DATA TO PROCESS =>
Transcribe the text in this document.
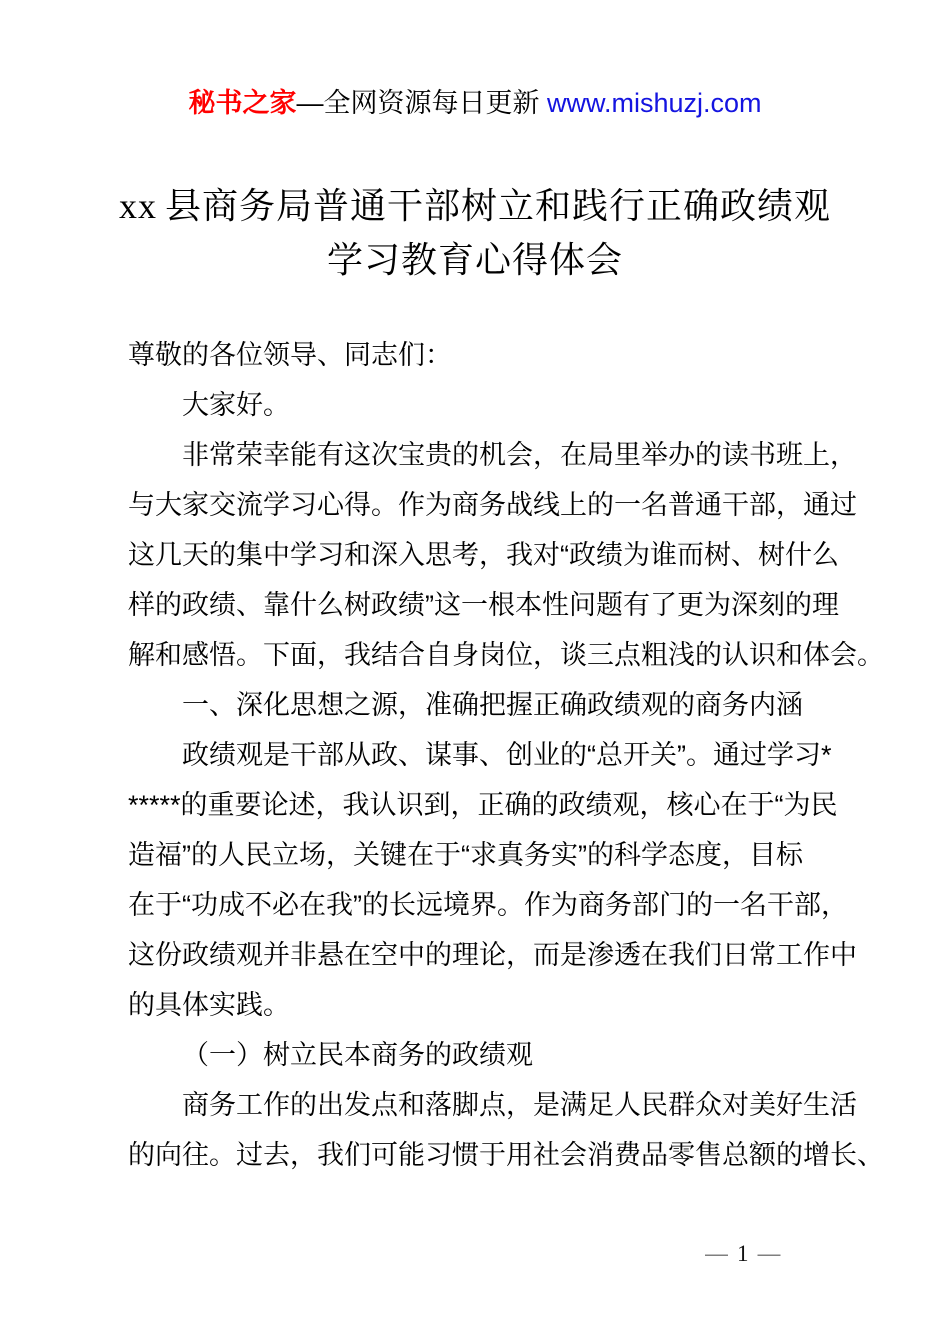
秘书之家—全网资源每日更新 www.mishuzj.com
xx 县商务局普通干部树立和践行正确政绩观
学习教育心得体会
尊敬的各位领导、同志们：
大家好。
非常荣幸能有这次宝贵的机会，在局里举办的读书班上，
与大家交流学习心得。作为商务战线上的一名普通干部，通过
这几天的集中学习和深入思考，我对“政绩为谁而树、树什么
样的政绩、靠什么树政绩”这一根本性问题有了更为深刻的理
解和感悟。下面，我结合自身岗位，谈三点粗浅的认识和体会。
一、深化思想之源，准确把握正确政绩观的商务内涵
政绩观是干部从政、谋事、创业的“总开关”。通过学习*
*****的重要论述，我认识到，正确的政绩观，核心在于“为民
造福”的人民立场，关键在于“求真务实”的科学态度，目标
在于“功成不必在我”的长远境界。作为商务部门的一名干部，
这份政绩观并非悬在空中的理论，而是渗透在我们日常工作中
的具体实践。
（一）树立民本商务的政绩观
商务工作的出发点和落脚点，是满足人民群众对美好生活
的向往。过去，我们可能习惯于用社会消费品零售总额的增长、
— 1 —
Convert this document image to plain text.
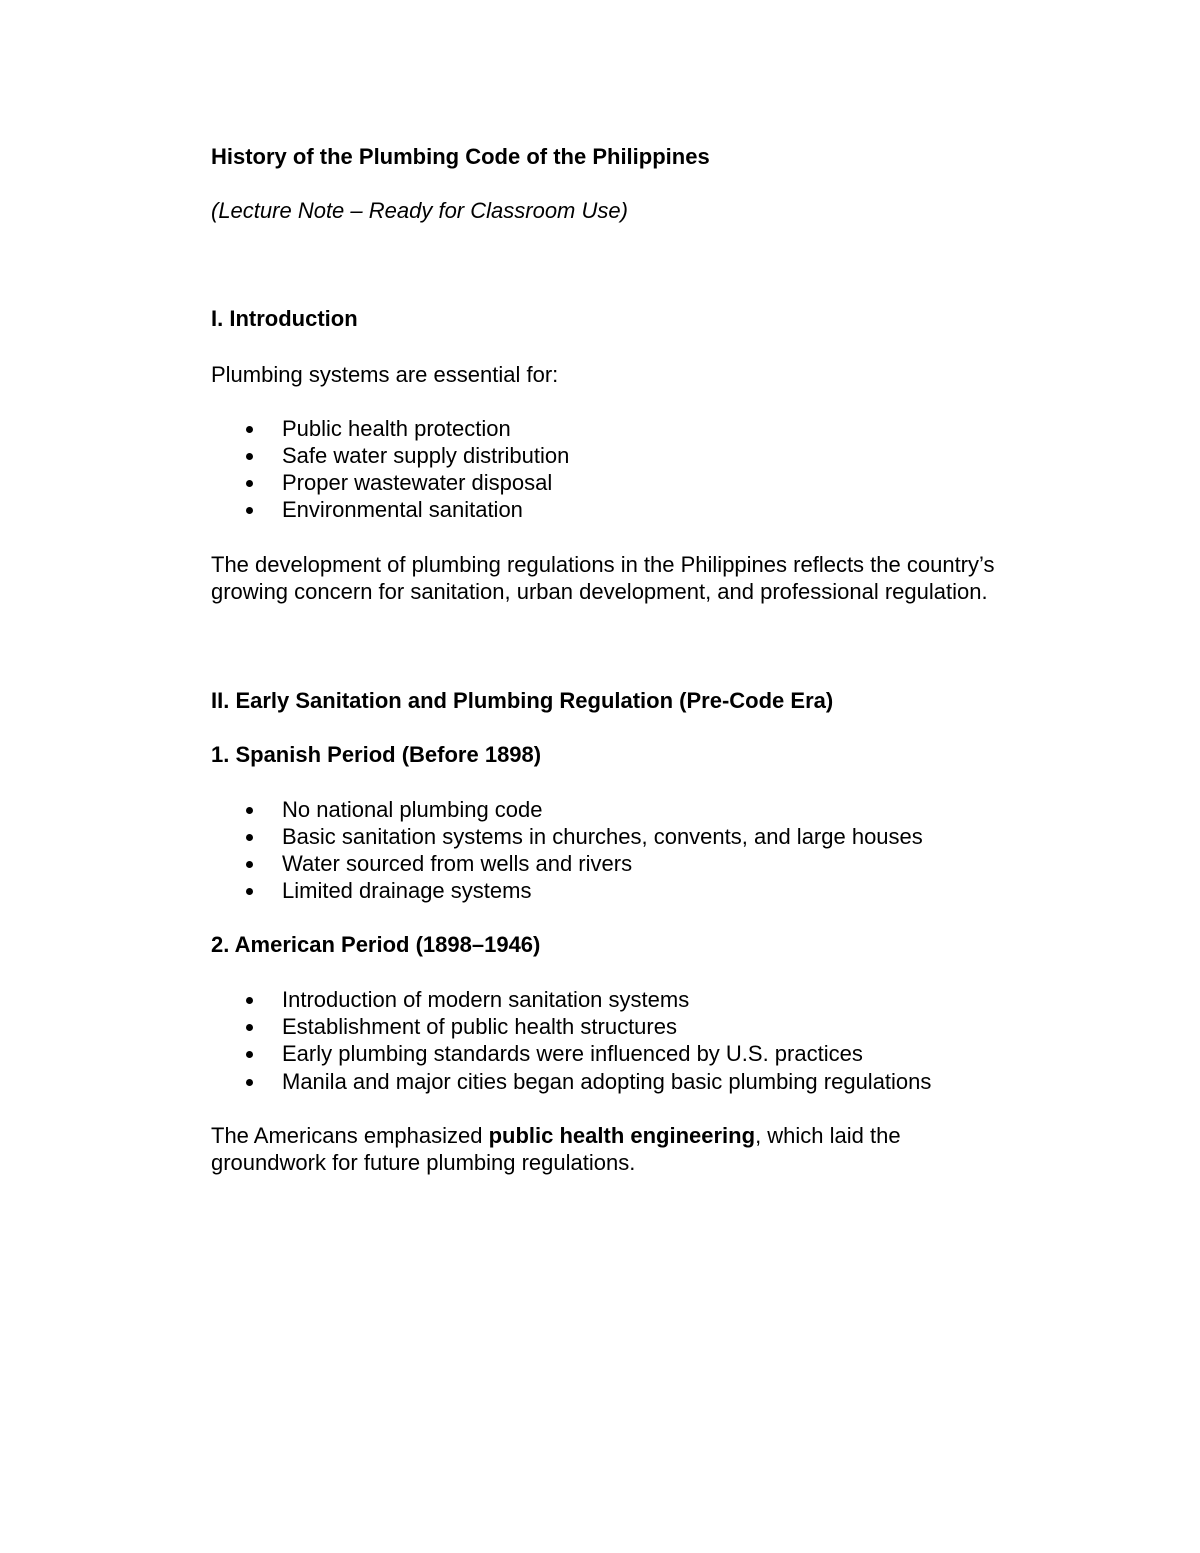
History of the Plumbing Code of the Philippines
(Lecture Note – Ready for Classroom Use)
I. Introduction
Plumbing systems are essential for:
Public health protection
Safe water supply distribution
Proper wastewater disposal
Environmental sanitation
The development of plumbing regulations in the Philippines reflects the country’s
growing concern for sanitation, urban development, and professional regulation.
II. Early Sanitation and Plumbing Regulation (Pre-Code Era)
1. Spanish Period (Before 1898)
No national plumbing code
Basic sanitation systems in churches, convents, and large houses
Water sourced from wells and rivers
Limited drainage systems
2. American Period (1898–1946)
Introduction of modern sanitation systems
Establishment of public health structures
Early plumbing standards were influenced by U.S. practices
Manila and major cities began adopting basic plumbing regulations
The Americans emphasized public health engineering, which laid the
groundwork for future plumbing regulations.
==
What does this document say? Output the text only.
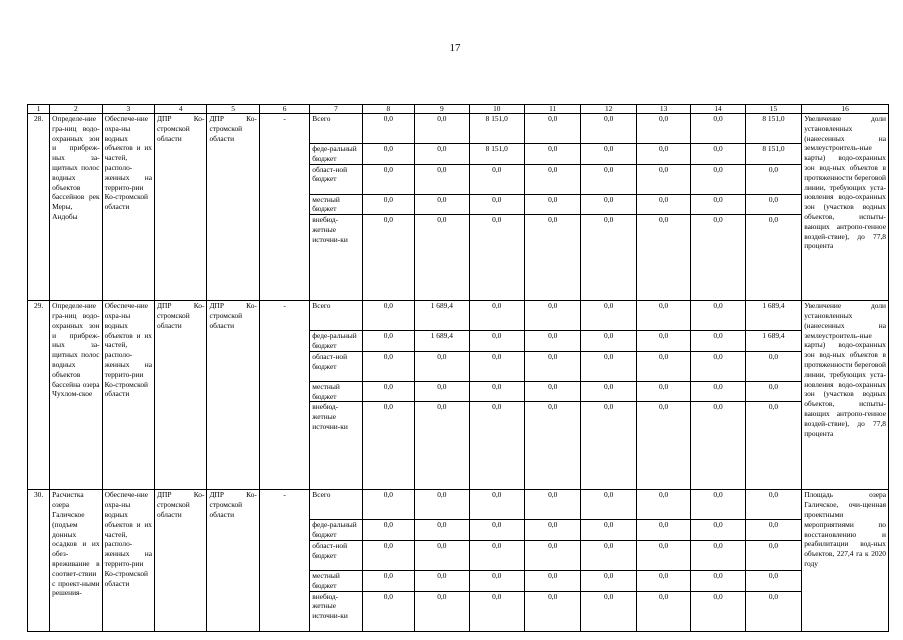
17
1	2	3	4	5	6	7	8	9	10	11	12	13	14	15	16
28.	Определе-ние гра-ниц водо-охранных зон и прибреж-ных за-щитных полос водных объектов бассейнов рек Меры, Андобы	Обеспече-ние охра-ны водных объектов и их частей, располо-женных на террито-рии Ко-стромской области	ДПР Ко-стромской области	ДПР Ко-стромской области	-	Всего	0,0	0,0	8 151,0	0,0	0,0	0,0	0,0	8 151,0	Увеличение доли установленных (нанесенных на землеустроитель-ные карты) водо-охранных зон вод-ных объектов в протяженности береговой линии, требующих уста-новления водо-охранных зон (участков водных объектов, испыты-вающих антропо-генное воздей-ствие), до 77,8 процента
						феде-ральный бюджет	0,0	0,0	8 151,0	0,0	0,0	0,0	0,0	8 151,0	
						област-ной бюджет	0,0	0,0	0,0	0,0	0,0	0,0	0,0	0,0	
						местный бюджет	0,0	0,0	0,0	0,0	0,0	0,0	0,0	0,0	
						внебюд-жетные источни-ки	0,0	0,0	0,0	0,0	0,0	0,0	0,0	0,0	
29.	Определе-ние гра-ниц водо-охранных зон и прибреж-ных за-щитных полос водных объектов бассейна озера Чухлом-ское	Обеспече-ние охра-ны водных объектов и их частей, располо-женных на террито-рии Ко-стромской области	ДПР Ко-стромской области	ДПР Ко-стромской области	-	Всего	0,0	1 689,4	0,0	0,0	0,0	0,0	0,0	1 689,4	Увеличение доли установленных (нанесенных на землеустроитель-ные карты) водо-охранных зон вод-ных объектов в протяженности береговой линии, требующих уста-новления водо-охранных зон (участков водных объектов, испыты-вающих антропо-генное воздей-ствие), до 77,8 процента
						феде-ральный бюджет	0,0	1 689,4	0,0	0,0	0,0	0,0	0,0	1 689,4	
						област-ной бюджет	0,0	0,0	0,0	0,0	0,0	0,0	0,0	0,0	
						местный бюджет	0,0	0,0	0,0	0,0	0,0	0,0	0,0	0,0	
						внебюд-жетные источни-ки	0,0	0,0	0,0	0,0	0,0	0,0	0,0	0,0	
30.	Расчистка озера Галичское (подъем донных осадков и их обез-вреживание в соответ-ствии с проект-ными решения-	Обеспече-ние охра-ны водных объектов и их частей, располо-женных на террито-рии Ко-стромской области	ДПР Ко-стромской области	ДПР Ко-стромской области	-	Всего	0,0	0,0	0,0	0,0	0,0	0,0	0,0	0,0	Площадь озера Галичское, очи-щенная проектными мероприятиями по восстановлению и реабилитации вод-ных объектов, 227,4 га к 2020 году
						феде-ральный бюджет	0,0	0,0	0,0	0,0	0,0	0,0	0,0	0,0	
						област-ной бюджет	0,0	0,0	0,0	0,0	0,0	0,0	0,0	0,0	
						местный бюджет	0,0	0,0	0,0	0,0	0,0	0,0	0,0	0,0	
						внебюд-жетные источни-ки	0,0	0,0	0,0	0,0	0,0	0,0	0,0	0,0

TASK BRIEF => From the data, list each line in which the string "Philippines" appears.

ANSWER =>
History of the Plumbing Code of the Philippines
The development of plumbing regulations in the Philippines reflects the country’s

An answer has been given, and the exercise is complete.